== EXTRACTO PROPORCIONADO ==
En estas reflexiones me movía al pensar en los desmanes que están saliendo a la luz por supuestos servidores del Estado que acaparan informativos todos los días, pero no escucho hablar ni leo en las noticias, salvo en contadas ocasiones, aquellas gestiones que no se han llevado a cabo y cuya omisión sufrimos.
Entre ellas voy a centrarme en una que seguramente haya pasado desapercibida para la mayoría, pero que considero importante recordar en estas líneas. Se trata del centenario de la entrada en 1526 del dominico Francisco de Vitoria a la Universidad de Salamanca, llegada que se toma como referencia a la hora de hablar de la famosa Escuela de Salamanca del siglo XVI. Allí se creó la que posteriormente sería conocida como Escuela Española de Derecho Internacional, que denunció las tropelías de algunos en América, negó los títulos del Emperador para la conquista de aquel continente, rechazó la autoridad y la donación papal sobre tierras, siendo pionero en desacralizar el poder temporal de los reyes, acercándose al poder estatal moderno secularizado. Vitoria, que ponía en jaque a todos los poderosos, creía en el progreso del pensamiento.
Nuestro insigne burgalés fue el primero en impugnar la doctrina de Aristóteles sobre la división de los hombres en libres y esclavos, con antelación a que lo hiciera la Ilustración francesa y cuatro siglos antes de la Declaración Universal de los Derechos Humanos de 1948. Negó que los indios fueran “amentes”, pues estaban bien organizados y tenían ciudades magníficas, lo que requería uso de razón, y afirmó que las relaciones entre españoles y nativos americanos estaban sujetas al incipiente Derecho Internacional como ley de todo el orbe.
===
== SECCIÓN DE DATOS ==
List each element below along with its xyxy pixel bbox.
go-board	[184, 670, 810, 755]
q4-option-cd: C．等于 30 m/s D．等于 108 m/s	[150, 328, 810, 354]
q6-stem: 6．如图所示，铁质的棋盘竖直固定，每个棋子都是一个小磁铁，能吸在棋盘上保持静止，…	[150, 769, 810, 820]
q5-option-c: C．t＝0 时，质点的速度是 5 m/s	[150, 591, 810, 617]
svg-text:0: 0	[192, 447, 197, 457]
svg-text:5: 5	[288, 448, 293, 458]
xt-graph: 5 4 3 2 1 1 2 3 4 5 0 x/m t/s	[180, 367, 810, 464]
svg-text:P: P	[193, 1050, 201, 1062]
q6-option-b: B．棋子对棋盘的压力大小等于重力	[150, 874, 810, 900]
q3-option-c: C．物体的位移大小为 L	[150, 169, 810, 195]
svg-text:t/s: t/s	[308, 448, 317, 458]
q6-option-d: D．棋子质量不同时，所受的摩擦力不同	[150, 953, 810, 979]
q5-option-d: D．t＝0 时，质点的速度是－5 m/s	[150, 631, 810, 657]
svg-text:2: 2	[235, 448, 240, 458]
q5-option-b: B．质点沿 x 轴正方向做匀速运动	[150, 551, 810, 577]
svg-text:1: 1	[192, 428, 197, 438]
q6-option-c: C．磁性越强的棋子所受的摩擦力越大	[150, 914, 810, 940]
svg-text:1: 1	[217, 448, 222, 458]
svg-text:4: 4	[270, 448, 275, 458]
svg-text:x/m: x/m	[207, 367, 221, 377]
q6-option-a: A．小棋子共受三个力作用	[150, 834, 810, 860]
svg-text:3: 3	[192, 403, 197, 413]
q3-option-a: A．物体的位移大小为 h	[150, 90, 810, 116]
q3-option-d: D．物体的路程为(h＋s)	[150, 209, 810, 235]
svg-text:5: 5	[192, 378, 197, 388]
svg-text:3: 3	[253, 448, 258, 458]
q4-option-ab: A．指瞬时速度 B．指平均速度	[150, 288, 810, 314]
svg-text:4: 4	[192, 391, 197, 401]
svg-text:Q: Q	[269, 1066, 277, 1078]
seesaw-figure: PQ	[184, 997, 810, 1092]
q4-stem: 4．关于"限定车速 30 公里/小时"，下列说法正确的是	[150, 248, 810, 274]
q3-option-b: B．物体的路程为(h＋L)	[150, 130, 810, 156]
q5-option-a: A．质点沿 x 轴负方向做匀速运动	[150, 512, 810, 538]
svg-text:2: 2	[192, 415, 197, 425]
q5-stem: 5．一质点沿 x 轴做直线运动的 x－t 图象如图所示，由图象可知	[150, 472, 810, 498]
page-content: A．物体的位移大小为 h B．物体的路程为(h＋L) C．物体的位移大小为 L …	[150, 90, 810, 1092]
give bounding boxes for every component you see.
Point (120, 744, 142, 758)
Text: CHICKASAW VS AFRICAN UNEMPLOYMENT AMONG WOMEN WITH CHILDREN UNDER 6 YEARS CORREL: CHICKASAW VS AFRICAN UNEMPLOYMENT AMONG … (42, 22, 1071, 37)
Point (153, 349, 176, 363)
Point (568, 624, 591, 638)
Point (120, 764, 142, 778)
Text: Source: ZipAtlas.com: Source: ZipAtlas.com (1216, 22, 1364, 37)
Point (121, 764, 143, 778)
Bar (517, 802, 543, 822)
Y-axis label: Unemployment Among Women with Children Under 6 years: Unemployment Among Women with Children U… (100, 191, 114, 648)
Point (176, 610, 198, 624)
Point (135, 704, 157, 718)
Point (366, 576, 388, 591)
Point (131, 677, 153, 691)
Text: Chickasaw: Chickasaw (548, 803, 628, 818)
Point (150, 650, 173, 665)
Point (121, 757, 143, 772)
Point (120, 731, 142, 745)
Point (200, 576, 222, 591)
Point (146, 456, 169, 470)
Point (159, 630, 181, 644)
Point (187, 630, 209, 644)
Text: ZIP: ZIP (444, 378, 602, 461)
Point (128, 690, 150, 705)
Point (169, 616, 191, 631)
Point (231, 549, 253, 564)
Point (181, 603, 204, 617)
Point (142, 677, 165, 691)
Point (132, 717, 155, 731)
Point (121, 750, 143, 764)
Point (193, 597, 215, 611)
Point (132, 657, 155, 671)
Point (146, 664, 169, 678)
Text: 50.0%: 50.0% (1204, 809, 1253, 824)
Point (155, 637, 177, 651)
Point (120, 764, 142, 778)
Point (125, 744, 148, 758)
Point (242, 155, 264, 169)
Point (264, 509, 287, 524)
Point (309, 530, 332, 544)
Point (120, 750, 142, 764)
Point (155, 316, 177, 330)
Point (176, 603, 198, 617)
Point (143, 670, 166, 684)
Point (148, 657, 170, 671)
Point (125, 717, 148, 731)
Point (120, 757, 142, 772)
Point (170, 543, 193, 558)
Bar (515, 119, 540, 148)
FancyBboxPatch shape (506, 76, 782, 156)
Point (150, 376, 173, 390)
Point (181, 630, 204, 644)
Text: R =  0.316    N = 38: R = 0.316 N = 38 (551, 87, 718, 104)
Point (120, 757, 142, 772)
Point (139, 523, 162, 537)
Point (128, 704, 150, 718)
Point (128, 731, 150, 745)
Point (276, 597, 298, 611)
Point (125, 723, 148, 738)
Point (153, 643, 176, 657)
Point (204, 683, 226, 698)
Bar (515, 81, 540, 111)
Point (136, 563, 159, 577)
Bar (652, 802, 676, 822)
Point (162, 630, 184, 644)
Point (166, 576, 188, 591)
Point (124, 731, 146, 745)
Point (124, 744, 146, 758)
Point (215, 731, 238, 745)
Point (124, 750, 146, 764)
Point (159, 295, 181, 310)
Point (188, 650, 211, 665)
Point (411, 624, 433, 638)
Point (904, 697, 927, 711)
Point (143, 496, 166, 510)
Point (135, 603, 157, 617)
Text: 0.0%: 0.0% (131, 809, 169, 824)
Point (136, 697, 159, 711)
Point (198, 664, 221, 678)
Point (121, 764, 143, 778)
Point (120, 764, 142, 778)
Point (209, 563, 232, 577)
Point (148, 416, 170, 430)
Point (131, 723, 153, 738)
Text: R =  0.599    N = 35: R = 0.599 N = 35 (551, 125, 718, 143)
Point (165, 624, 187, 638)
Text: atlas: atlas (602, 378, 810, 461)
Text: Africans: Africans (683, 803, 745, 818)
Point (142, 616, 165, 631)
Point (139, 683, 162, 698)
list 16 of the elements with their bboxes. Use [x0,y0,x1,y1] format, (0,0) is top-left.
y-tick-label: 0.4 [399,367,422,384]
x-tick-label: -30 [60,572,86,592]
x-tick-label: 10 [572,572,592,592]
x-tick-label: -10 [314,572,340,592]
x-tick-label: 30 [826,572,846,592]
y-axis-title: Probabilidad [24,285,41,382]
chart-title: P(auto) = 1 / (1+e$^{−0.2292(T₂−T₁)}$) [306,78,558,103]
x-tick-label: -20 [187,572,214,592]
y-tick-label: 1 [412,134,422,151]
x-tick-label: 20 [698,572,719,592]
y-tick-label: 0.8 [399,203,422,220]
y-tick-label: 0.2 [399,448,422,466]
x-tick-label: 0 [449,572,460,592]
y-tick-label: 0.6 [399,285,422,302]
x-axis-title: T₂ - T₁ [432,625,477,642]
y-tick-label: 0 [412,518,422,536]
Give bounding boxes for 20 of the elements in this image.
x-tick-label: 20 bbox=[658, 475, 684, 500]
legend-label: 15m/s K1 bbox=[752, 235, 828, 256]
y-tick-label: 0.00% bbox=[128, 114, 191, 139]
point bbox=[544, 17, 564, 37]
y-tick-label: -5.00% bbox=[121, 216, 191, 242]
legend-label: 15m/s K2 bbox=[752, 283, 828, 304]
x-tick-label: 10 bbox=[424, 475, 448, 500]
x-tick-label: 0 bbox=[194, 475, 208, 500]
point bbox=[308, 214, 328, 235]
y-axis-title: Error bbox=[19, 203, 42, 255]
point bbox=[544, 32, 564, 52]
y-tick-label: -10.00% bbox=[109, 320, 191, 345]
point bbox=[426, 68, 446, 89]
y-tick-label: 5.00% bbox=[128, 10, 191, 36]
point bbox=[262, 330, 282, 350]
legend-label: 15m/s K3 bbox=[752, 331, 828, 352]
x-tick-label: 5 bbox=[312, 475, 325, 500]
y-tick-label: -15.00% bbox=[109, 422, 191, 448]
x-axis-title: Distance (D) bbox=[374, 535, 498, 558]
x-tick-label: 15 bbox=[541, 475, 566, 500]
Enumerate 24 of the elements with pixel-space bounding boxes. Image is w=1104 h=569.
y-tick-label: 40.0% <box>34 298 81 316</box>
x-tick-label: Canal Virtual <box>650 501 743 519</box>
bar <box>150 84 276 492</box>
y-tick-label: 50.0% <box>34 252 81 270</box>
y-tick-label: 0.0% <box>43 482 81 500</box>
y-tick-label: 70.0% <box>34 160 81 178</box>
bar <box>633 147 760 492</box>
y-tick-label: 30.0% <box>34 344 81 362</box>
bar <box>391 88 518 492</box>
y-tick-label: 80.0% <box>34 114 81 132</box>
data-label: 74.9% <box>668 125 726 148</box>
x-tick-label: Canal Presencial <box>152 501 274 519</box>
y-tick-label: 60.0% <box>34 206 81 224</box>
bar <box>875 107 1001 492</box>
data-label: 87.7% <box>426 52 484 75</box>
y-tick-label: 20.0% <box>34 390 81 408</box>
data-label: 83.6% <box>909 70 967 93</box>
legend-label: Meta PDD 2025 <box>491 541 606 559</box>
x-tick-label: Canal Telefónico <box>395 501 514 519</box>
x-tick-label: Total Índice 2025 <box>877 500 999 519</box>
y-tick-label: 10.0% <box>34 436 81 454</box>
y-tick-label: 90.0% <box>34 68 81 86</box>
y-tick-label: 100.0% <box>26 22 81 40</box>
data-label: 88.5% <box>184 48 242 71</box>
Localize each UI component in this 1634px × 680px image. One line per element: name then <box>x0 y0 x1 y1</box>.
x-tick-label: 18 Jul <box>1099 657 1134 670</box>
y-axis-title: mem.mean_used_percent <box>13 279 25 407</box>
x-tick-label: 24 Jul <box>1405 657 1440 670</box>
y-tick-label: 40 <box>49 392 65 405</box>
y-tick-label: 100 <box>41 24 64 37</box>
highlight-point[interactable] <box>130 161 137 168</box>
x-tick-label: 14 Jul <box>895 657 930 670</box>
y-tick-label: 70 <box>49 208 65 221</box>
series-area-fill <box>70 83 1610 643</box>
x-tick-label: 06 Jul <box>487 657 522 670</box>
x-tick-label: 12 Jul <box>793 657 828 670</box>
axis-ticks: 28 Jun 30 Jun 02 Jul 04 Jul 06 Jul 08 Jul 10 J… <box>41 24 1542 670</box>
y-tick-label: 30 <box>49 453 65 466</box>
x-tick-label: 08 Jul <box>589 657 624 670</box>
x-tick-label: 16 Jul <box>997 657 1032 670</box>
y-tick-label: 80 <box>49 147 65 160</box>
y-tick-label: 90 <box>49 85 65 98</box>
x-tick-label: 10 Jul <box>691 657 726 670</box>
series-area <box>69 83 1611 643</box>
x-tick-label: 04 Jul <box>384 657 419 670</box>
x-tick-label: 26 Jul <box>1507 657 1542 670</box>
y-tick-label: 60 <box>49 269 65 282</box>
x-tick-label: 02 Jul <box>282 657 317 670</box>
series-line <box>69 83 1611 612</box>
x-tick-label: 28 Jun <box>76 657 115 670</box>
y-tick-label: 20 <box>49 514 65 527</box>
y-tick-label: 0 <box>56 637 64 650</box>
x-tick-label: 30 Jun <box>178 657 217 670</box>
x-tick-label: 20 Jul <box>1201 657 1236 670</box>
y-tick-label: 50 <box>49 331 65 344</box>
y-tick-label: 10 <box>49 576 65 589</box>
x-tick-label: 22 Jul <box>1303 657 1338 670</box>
===
## QUÉ DEBES HACER
Reescribe el tramo del extracto sobre Francisco de Vitoria que va desde "Nuestro insigne burgalés" hasta "todo el orbe.", sustituyendo "orbe" por "mundo". Utiliza únicamente el extracto como fuente.

## RESPUESTA
Nuestro insigne burgalés fue el primero en impugnar la doctrina de Aristóteles sobre la división de los hombres en libres y esclavos, con antelación a que lo hiciera la Ilustración francesa y cuatro siglos antes de la Declaración Universal de los Derechos Humanos de 1948. Negó que los indios fueran “amentes”, pues estaban bien organizados y tenían ciudades magníficas, lo que requería uso de razón, y afirmó que las relaciones entre españoles y nativos americanos estaban sujetas al incipiente Derecho Internacional como ley de todo el mundo.